ACTIONS À MENER:
• a. D'après le texte sur la dette publique, pourquoi la montée de la dette aurait-elle été encore plus inquiétante dans l'ancien monde ? Répondez en une à trois phrases.
• b. Recopiez tel quel le passage du texte sur la dette publique qui va de « Avant, la montée » jusqu'à « la dette publique ? ».

Avant, la montée de la dette publique menaçait d’étouffer l’économie. Aujourd’hui, la banque centrale est prête à agir quoi qu’il en coûte. C’est un nouveau monde que nous ne connaissons pas.

Ne plus s’inquiéter de la dette publique ?

Fabien Clairefond Les Echos
Une année de production... C’est le poids de la dette publique française . Un poids qui a augmenté de moitié en à peine une décennie, qui n’avait jamais été aussi élevé depuis la seconde guerre mondiale. Dans l’ancien monde, il aurait fallu sonner le tocsin. Le fardeau de cette dette menace d’étouffer le pays. Même si le seuil de 100 % ne figure pas dans le dispositif d’alerte des autorités européennes, la crédibilité de la France risque d’en souffrir, d’autant plus que la dette publique diminue dans la zone euro (-10 points de PIB en sept ans). Et le pays est de plus en plus vulnérable à une hausse des taux d’intérêt, qui se profile justement à l’horizon. La nervosité pourrait gagner les investisseurs, aux nerfs déjà mis à l’épreuve par les louvoiements budgétaires de Rome.

Domination budgétaire

Dans l’ancien monde, cette montée de la dette aurait été d’autant plus inquiétante qu’elle ne se limite pas au secteur public. Dans les grands pays européens, les entreprises françaises sont devenues les championnes de l’emprunt, avec un endettement qui se rapproche de 75 % du PIB alors qu’il recule partout ailleurs ou presque. Les ménages français sont, eux aussi, très allants sur le crédit pour acheter des logements toujours plus chers, ce qui a amené le Haut conseil de stabilité financière à tirer la sonnette d’alarme .

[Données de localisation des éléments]

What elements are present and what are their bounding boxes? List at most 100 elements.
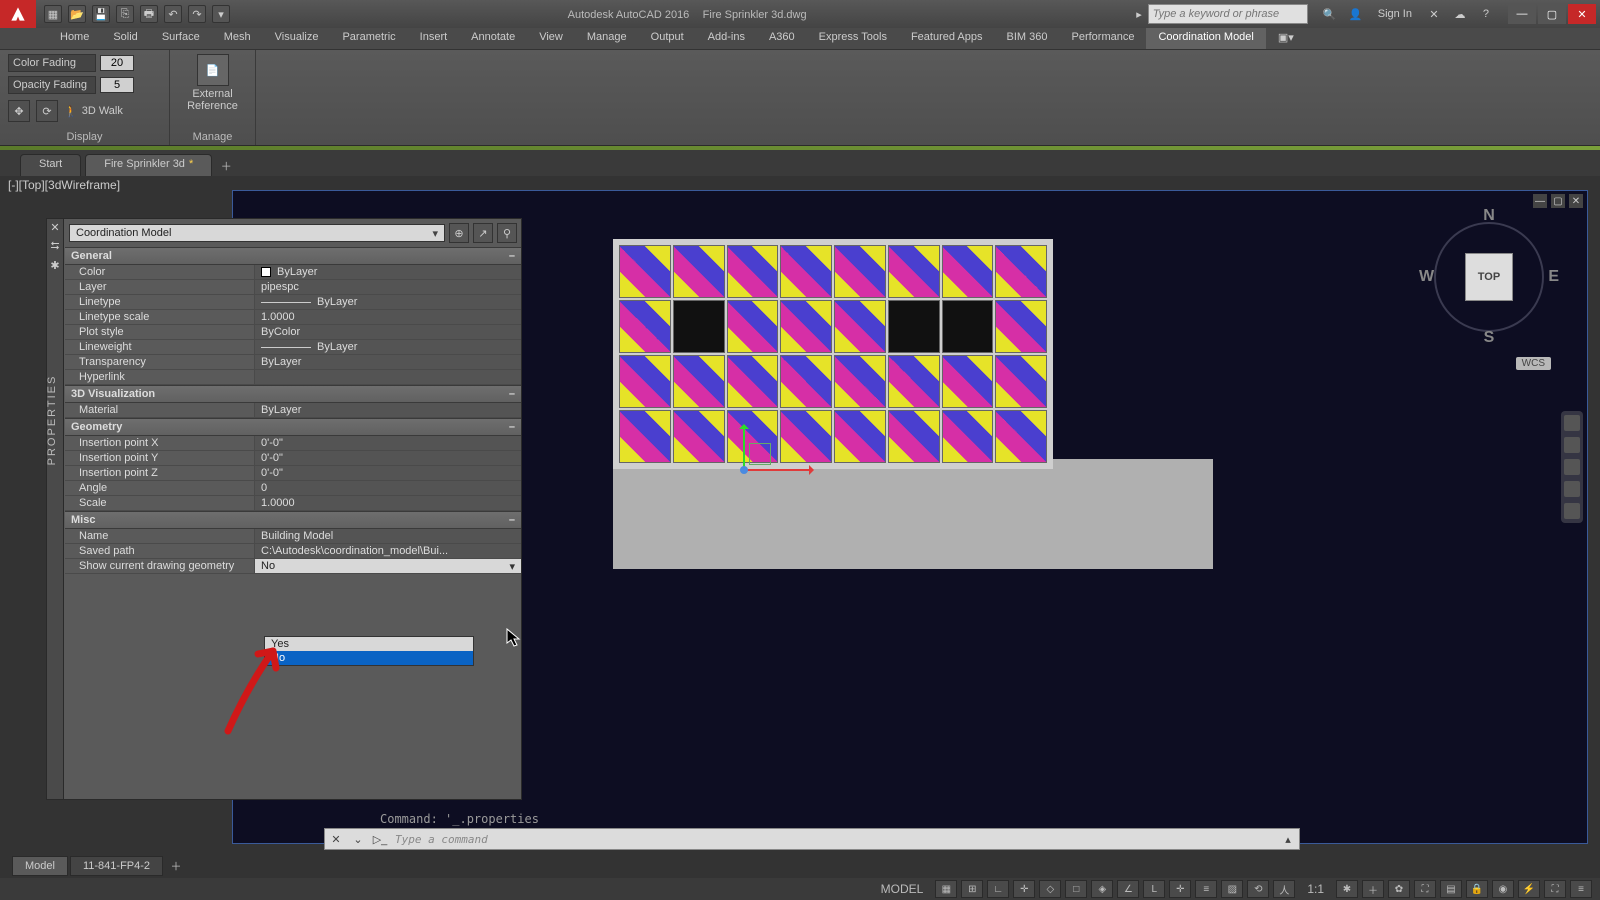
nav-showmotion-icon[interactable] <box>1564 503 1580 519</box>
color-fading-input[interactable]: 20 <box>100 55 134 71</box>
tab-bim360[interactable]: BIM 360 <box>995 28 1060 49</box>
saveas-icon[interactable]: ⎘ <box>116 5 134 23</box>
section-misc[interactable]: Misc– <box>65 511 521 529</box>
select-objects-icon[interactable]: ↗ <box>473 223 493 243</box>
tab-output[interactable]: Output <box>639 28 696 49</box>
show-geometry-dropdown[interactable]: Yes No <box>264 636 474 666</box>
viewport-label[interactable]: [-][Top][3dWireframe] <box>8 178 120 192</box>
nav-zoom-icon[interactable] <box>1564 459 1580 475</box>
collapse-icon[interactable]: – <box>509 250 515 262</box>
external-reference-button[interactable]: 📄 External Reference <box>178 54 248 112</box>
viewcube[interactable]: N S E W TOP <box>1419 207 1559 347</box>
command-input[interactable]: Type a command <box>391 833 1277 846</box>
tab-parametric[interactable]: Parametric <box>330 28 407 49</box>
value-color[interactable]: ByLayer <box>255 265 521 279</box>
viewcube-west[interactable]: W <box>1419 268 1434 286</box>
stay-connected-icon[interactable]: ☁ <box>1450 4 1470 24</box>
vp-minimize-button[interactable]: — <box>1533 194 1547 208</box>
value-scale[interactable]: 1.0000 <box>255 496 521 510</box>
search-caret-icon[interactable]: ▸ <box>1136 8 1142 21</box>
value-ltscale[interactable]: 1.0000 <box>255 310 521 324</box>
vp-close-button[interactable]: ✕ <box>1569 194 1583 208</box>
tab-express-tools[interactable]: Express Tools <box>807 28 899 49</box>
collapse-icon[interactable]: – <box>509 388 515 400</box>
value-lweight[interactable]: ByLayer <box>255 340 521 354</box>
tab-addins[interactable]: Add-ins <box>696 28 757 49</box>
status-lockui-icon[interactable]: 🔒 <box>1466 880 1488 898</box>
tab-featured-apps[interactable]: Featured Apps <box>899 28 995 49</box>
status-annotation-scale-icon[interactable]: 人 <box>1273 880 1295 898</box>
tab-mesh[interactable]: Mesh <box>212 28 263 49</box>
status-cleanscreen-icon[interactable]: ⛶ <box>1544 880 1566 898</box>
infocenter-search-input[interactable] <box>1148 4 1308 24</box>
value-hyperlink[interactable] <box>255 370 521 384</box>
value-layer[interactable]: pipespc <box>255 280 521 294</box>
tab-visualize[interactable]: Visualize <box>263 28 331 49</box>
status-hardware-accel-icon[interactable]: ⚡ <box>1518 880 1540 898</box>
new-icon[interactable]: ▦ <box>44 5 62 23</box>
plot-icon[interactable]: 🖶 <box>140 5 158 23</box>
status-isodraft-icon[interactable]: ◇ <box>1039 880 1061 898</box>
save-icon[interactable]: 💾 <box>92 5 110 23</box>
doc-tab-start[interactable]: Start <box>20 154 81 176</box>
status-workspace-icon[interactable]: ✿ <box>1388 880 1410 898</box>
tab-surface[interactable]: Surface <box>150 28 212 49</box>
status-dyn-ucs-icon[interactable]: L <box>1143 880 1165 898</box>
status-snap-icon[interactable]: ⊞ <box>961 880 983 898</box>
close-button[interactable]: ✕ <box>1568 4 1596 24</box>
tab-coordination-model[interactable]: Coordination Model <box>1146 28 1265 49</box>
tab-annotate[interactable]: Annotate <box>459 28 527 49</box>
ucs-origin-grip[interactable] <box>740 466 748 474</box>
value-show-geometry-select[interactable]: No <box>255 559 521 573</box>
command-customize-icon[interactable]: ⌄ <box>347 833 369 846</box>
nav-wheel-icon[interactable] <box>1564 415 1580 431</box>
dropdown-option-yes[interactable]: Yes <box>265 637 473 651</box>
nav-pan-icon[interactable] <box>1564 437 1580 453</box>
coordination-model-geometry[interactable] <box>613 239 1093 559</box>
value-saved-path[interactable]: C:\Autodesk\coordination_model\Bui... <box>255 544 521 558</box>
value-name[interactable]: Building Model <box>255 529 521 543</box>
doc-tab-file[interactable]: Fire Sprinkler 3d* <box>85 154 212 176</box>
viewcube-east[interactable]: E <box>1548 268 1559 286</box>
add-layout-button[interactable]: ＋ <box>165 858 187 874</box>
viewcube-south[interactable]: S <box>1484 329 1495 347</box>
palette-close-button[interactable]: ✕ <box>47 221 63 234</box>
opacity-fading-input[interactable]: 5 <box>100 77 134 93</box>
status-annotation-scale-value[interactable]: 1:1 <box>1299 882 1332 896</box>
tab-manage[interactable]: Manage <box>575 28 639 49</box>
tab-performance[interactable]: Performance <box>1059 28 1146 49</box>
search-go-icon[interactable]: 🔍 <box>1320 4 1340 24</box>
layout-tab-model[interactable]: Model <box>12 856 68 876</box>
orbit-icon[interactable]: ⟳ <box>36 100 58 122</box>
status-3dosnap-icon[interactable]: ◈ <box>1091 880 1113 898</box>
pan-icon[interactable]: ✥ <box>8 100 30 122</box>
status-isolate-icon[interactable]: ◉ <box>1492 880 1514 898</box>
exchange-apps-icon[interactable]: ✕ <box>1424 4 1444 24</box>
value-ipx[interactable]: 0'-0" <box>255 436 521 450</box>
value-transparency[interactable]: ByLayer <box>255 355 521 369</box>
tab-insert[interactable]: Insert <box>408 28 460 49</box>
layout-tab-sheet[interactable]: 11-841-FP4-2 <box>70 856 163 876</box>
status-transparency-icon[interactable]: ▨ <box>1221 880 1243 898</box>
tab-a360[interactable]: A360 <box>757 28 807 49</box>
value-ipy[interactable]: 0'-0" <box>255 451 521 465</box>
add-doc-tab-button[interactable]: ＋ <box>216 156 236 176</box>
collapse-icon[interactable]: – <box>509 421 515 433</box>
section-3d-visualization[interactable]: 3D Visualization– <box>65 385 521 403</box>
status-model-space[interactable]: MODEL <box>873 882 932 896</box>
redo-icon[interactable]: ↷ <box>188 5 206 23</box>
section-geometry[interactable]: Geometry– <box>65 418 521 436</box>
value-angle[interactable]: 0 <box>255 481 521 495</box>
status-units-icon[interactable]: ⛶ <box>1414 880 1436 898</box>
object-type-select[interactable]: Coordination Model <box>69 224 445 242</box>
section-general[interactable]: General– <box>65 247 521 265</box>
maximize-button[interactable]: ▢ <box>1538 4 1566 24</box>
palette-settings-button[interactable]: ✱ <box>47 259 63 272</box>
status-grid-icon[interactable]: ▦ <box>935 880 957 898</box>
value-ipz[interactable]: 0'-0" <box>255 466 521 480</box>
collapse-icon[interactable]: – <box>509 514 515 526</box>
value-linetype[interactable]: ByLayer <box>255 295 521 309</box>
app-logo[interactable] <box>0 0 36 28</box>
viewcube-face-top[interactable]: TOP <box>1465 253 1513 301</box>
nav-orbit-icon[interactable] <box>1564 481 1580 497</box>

ENSEMBLE DES RÉPONSES:
• a. Cette montée ne se limite pas au secteur public. Les entreprises françaises sont devenues les championnes de l'emprunt, avec une dette qui approche 75 % du PIB alors qu'elle recule presque partout ailleurs. Les ménages empruntent aussi beaucoup pour acheter des logements toujours plus chers.

• b.
Avant, la montée de la dette publique menaçait d’étouffer l’économie. Aujourd’hui, la banque centrale est prête à agir quoi qu’il en coûte. C’est un nouveau monde que nous ne connaissons pas.

Ne plus s’inquiéter de la dette publique ?